#### Written instruction:
Omit the pictures from the entries below and retype everything else exactly.

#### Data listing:
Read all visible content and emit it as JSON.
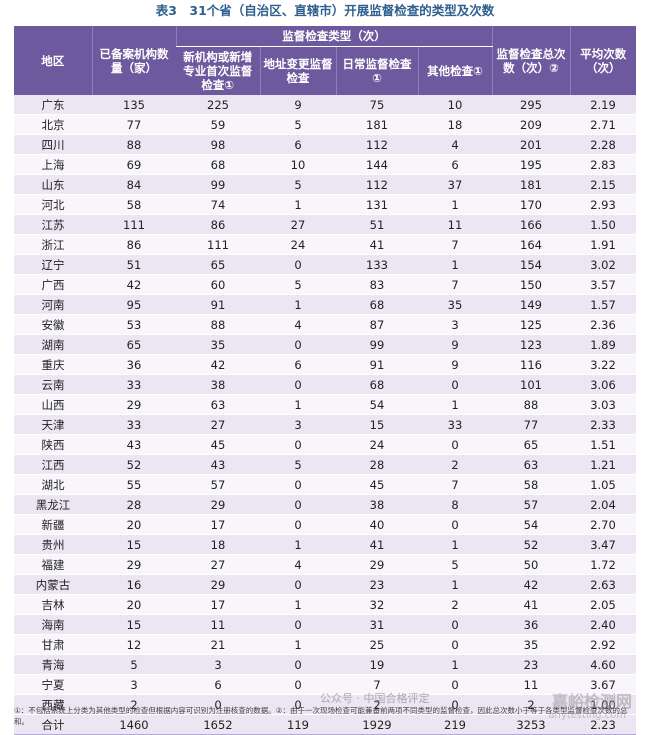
{
  "title": "表3　31个省（自治区、直辖市）开展监督检查的类型及次数",
  "headers": {
    "region": "地区",
    "filed_count": "已备案机构数量（家）",
    "group": "监督检查类型（次）",
    "new_first": "新机构或新增专业首次监督检查①",
    "address_change": "地址变更监督检查",
    "routine": "日常监督检查①",
    "other": "其他检查①",
    "total_times": "监督检查总次数（次）②",
    "avg_times": "平均次数（次）"
  },
  "rows": [
    [
      "广东",
      "135",
      "225",
      "9",
      "75",
      "10",
      "295",
      "2.19"
    ],
    [
      "北京",
      "77",
      "59",
      "5",
      "181",
      "18",
      "209",
      "2.71"
    ],
    [
      "四川",
      "88",
      "98",
      "6",
      "112",
      "4",
      "201",
      "2.28"
    ],
    [
      "上海",
      "69",
      "68",
      "10",
      "144",
      "6",
      "195",
      "2.83"
    ],
    [
      "山东",
      "84",
      "99",
      "5",
      "112",
      "37",
      "181",
      "2.15"
    ],
    [
      "河北",
      "58",
      "74",
      "1",
      "131",
      "1",
      "170",
      "2.93"
    ],
    [
      "江苏",
      "111",
      "86",
      "27",
      "51",
      "11",
      "166",
      "1.50"
    ],
    [
      "浙江",
      "86",
      "111",
      "24",
      "41",
      "7",
      "164",
      "1.91"
    ],
    [
      "辽宁",
      "51",
      "65",
      "0",
      "133",
      "1",
      "154",
      "3.02"
    ],
    [
      "广西",
      "42",
      "60",
      "5",
      "83",
      "7",
      "150",
      "3.57"
    ],
    [
      "河南",
      "95",
      "91",
      "1",
      "68",
      "35",
      "149",
      "1.57"
    ],
    [
      "安徽",
      "53",
      "88",
      "4",
      "87",
      "3",
      "125",
      "2.36"
    ],
    [
      "湖南",
      "65",
      "35",
      "0",
      "99",
      "9",
      "123",
      "1.89"
    ],
    [
      "重庆",
      "36",
      "42",
      "6",
      "91",
      "9",
      "116",
      "3.22"
    ],
    [
      "云南",
      "33",
      "38",
      "0",
      "68",
      "0",
      "101",
      "3.06"
    ],
    [
      "山西",
      "29",
      "63",
      "1",
      "54",
      "1",
      "88",
      "3.03"
    ],
    [
      "天津",
      "33",
      "27",
      "3",
      "15",
      "33",
      "77",
      "2.33"
    ],
    [
      "陕西",
      "43",
      "45",
      "0",
      "24",
      "0",
      "65",
      "1.51"
    ],
    [
      "江西",
      "52",
      "43",
      "5",
      "28",
      "2",
      "63",
      "1.21"
    ],
    [
      "湖北",
      "55",
      "57",
      "0",
      "45",
      "7",
      "58",
      "1.05"
    ],
    [
      "黑龙江",
      "28",
      "29",
      "0",
      "38",
      "8",
      "57",
      "2.04"
    ],
    [
      "新疆",
      "20",
      "17",
      "0",
      "40",
      "0",
      "54",
      "2.70"
    ],
    [
      "贵州",
      "15",
      "18",
      "1",
      "41",
      "1",
      "52",
      "3.47"
    ],
    [
      "福建",
      "29",
      "27",
      "4",
      "29",
      "5",
      "50",
      "1.72"
    ],
    [
      "内蒙古",
      "16",
      "29",
      "0",
      "23",
      "1",
      "42",
      "2.63"
    ],
    [
      "吉林",
      "20",
      "17",
      "1",
      "32",
      "2",
      "41",
      "2.05"
    ],
    [
      "海南",
      "15",
      "11",
      "0",
      "31",
      "0",
      "36",
      "2.40"
    ],
    [
      "甘肃",
      "12",
      "21",
      "1",
      "25",
      "0",
      "35",
      "2.92"
    ],
    [
      "青海",
      "5",
      "3",
      "0",
      "19",
      "1",
      "23",
      "4.60"
    ],
    [
      "宁夏",
      "3",
      "6",
      "0",
      "7",
      "0",
      "11",
      "3.67"
    ],
    [
      "西藏",
      "2",
      "0",
      "0",
      "2",
      "0",
      "2",
      "1.00"
    ]
  ],
  "total": [
    "合计",
    "1460",
    "1652",
    "119",
    "1929",
    "219",
    "3253",
    "2.23"
  ],
  "footnote": "①：不包括系统上分类为其他类型的检查但根据内容可识别为注册核查的数据。②：由于一次现场检查可能兼备前两项不同类型的监督检查，因此总次数小于等于各类型监督检查次数的总和。",
  "watermark": "公众号 · 中国合格评定",
  "watermark2": "嘉峪检测网",
  "watermark3": "anytesting.com"
}
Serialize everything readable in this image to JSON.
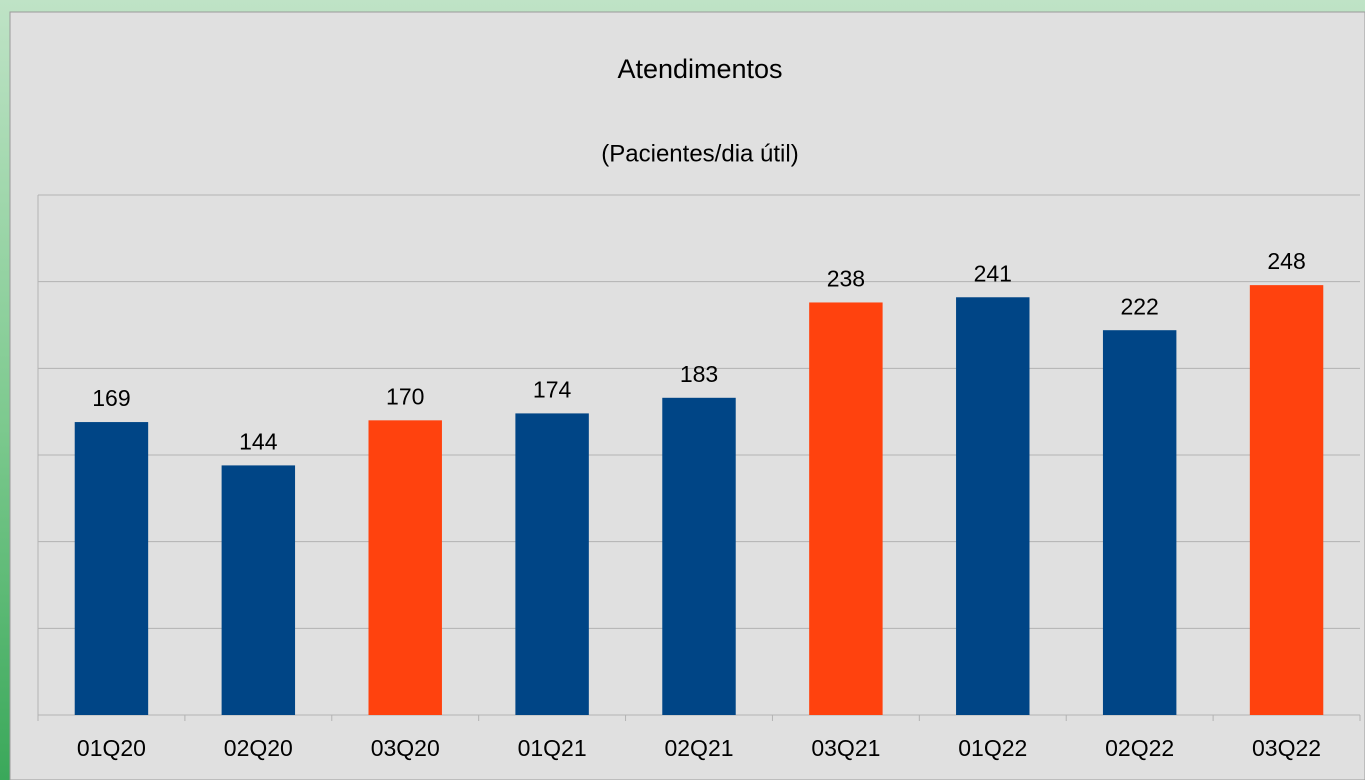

#### Result:
Read all visible content and emit it as JSON.
{
  "title": "表3　31个省（自治区、直辖市）开展监督检查的类型及次数",
  "headers": {
    "region": "地区",
    "filed_count": "已备案机构数量（家）",
    "group": "监督检查类型（次）",
    "new_first": "新机构或新增专业首次监督检查①",
    "address_change": "地址变更监督检查",
    "routine": "日常监督检查①",
    "other": "其他检查①",
    "total_times": "监督检查总次数（次）②",
    "avg_times": "平均次数（次）"
  },
  "rows": [
    [
      "广东",
      "135",
      "225",
      "9",
      "75",
      "10",
      "295",
      "2.19"
    ],
    [
      "北京",
      "77",
      "59",
      "5",
      "181",
      "18",
      "209",
      "2.71"
    ],
    [
      "四川",
      "88",
      "98",
      "6",
      "112",
      "4",
      "201",
      "2.28"
    ],
    [
      "上海",
      "69",
      "68",
      "10",
      "144",
      "6",
      "195",
      "2.83"
    ],
    [
      "山东",
      "84",
      "99",
      "5",
      "112",
      "37",
      "181",
      "2.15"
    ],
    [
      "河北",
      "58",
      "74",
      "1",
      "131",
      "1",
      "170",
      "2.93"
    ],
    [
      "江苏",
      "111",
      "86",
      "27",
      "51",
      "11",
      "166",
      "1.50"
    ],
    [
      "浙江",
      "86",
      "111",
      "24",
      "41",
      "7",
      "164",
      "1.91"
    ],
    [
      "辽宁",
      "51",
      "65",
      "0",
      "133",
      "1",
      "154",
      "3.02"
    ],
    [
      "广西",
      "42",
      "60",
      "5",
      "83",
      "7",
      "150",
      "3.57"
    ],
    [
      "河南",
      "95",
      "91",
      "1",
      "68",
      "35",
      "149",
      "1.57"
    ],
    [
      "安徽",
      "53",
      "88",
      "4",
      "87",
      "3",
      "125",
      "2.36"
    ],
    [
      "湖南",
      "65",
      "35",
      "0",
      "99",
      "9",
      "123",
      "1.89"
    ],
    [
      "重庆",
      "36",
      "42",
      "6",
      "91",
      "9",
      "116",
      "3.22"
    ],
    [
      "云南",
      "33",
      "38",
      "0",
      "68",
      "0",
      "101",
      "3.06"
    ],
    [
      "山西",
      "29",
      "63",
      "1",
      "54",
      "1",
      "88",
      "3.03"
    ],
    [
      "天津",
      "33",
      "27",
      "3",
      "15",
      "33",
      "77",
      "2.33"
    ],
    [
      "陕西",
      "43",
      "45",
      "0",
      "24",
      "0",
      "65",
      "1.51"
    ],
    [
      "江西",
      "52",
      "43",
      "5",
      "28",
      "2",
      "63",
      "1.21"
    ],
    [
      "湖北",
      "55",
      "57",
      "0",
      "45",
      "7",
      "58",
      "1.05"
    ],
    [
      "黑龙江",
      "28",
      "29",
      "0",
      "38",
      "8",
      "57",
      "2.04"
    ],
    [
      "新疆",
      "20",
      "17",
      "0",
      "40",
      "0",
      "54",
      "2.70"
    ],
    [
      "贵州",
      "15",
      "18",
      "1",
      "41",
      "1",
      "52",
      "3.47"
    ],
    [
      "福建",
      "29",
      "27",
      "4",
      "29",
      "5",
      "50",
      "1.72"
    ],
    [
      "内蒙古",
      "16",
      "29",
      "0",
      "23",
      "1",
      "42",
      "2.63"
    ],
    [
      "吉林",
      "20",
      "17",
      "1",
      "32",
      "2",
      "41",
      "2.05"
    ],
    [
      "海南",
      "15",
      "11",
      "0",
      "31",
      "0",
      "36",
      "2.40"
    ],
    [
      "甘肃",
      "12",
      "21",
      "1",
      "25",
      "0",
      "35",
      "2.92"
    ],
    [
      "青海",
      "5",
      "3",
      "0",
      "19",
      "1",
      "23",
      "4.60"
    ],
    [
      "宁夏",
      "3",
      "6",
      "0",
      "7",
      "0",
      "11",
      "3.67"
    ],
    [
      "西藏",
      "2",
      "0",
      "0",
      "2",
      "0",
      "2",
      "1.00"
    ]
  ],
  "total": [
    "合计",
    "1460",
    "1652",
    "119",
    "1929",
    "219",
    "3253",
    "2.23"
  ],
  "footnote": "①：不包括系统上分类为其他类型的检查但根据内容可识别为注册核查的数据。②：由于一次现场检查可能兼备前两项不同类型的监督检查，因此总次数小于等于各类型监督检查次数的总和。",
  "watermark": "公众号 · 中国合格评定",
  "watermark2": "嘉峪检测网",
  "watermark3": "anytesting.com"
}
Serialize everything readable in this image to JSON.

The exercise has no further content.